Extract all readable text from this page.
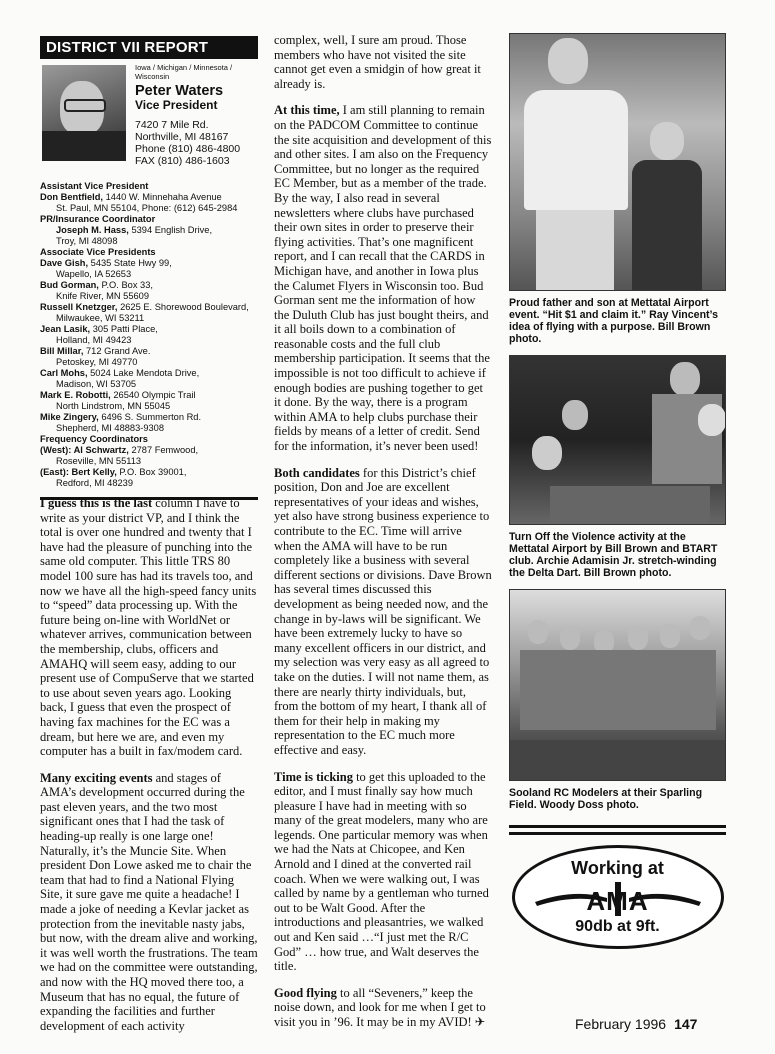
DISTRICT VII REPORT
Iowa / Michigan / Minnesota / Wisconsin
Peter Waters
Vice President
7420 7 Mile Rd.
Northville, MI 48167
Phone (810) 486-4800
FAX (810) 486-1603
Assistant Vice President
Don Bentfield, 1440 W. Minnehaha Avenue
St. Paul, MN 55104, Phone: (612) 645-2984
PR/Insurance Coordinator
Joseph M. Hass, 5394 English Drive,
Troy, MI 48098
Associate Vice Presidents
Dave Gish, 5435 State Hwy 99,
Wapello, IA 52653
Bud Gorman, P.O. Box 33,
Knife River, MN 55609
Russell Knetzger, 2625 E. Shorewood Boulevard,
Milwaukee, WI 53211
Jean Lasik, 305 Patti Place,
Holland, MI 49423
Bill Millar, 712 Grand Ave.
Petoskey, MI 49770
Carl Mohs, 5024 Lake Mendota Drive,
Madison, WI 53705
Mark E. Robotti, 26540 Olympic Trail
North Lindstrom, MN 55045
Mike Zingery, 6496 S. Summerton Rd.
Shepherd, MI 48883-9308
Frequency Coordinators
(West): Al Schwartz, 2787 Femwood,
Roseville, MN 55113
(East): Bert Kelly, P.O. Box 39001,
Redford, MI 48239

I guess this is the last column I have to write as your district VP, and I think the total is over one hundred and twenty that I have had the pleasure of punching into the same old computer. This little TRS 80 model 100 sure has had its travels too, and now we have all the high-speed fancy units to “speed” data processing up. With the future being on-line with WorldNet or whatever arrives, communication between the membership, clubs, officers and AMAHQ will seem easy, adding to our present use of CompuServe that we started to use about seven years ago. Looking back, I guess that even the prospect of having fax machines for the EC was a dream, but here we are, and even my computer has a built in fax/modem card.

Many exciting events and stages of AMA’s development occurred during the past eleven years, and the two most significant ones that I had the task of heading-up really is one large one! Naturally, it’s the Muncie Site. When president Don Lowe asked me to chair the team that had to find a National Flying Site, it sure gave me quite a headache! I made a joke of needing a Kevlar jacket as protection from the inevitable nasty jabs, but now, with the dream alive and working, it was well worth the frustrations. The team we had on the committee were outstanding, and now with the HQ moved there too, a Museum that has no equal, the future of expanding the facilities and further development of each activity

complex, well, I sure am proud. Those members who have not visited the site cannot get even a smidgin of how great it already is.

At this time, I am still planning to remain on the PADCOM Committee to continue the site acquisition and development of this and other sites. I am also on the Frequency Committee, but no longer as the required EC Member, but as a member of the trade. By the way, I also read in several newsletters where clubs have purchased their own sites in order to preserve their flying activities. That’s one magnificent report, and I can recall that the CARDS in Michigan have, and another in Iowa plus the Calumet Flyers in Wisconsin too. Bud Gorman sent me the information of how the Duluth Club has just bought theirs, and it all boils down to a combination of reasonable costs and the full club membership participation. It seems that the impossible is not too difficult to achieve if enough bodies are pushing together to get it done. By the way, there is a program within AMA to help clubs purchase their fields by means of a letter of credit. Send for the information, it’s never been used!

Both candidates for this District’s chief position, Don and Joe are excellent representatives of your ideas and wishes, yet also have strong business experience to contribute to the EC. Time will arrive when the AMA will have to be run completely like a business with several different sections or divisions. Dave Brown has several times discussed this development as being needed now, and the change in by-laws will be significant. We have been extremely lucky to have so many excellent officers in our district, and my selection was very easy as all agreed to take on the duties. I will not name them, as there are nearly thirty individuals, but, from the bottom of my heart, I thank all of them for their help in making my representation to the EC much more effective and easy.

Time is ticking to get this uploaded to the editor, and I must finally say how much pleasure I have had in meeting with so many of the great modelers, many who are legends. One particular memory was when we had the Nats at Chicopee, and Ken Arnold and I dined at the converted rail coach. When we were walking out, I was called by name by a gentleman who turned out to be Walt Good. After the introductions and pleasantries, we walked out and Ken said …“I just met the R/C God” … how true, and Walt deserves the title.

Good flying to all “Seveners,” keep the noise down, and look for me when I get to visit you in ’96. It may be in my AVID! ✈

Proud father and son at Mettatal Airport event. “Hit $1 and claim it.” Ray Vincent’s idea of flying with a purpose. Bill Brown photo.
Turn Off the Violence activity at the Mettatal Airport by Bill Brown and BTART club. Archie Adamisin Jr. stretch-winding the Delta Dart. Bill Brown photo.
Sooland RC Modelers at their Sparling Field. Woody Doss photo.
Working at
AMA
90db at 9ft.
February 1996 147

......

In the entries above, locate every line with the word "Phone" and copy it.

(COMPLETE ANSWER)
Phone (810) 486-4800
St. Paul, MN 55104, Phone: (612) 645-2984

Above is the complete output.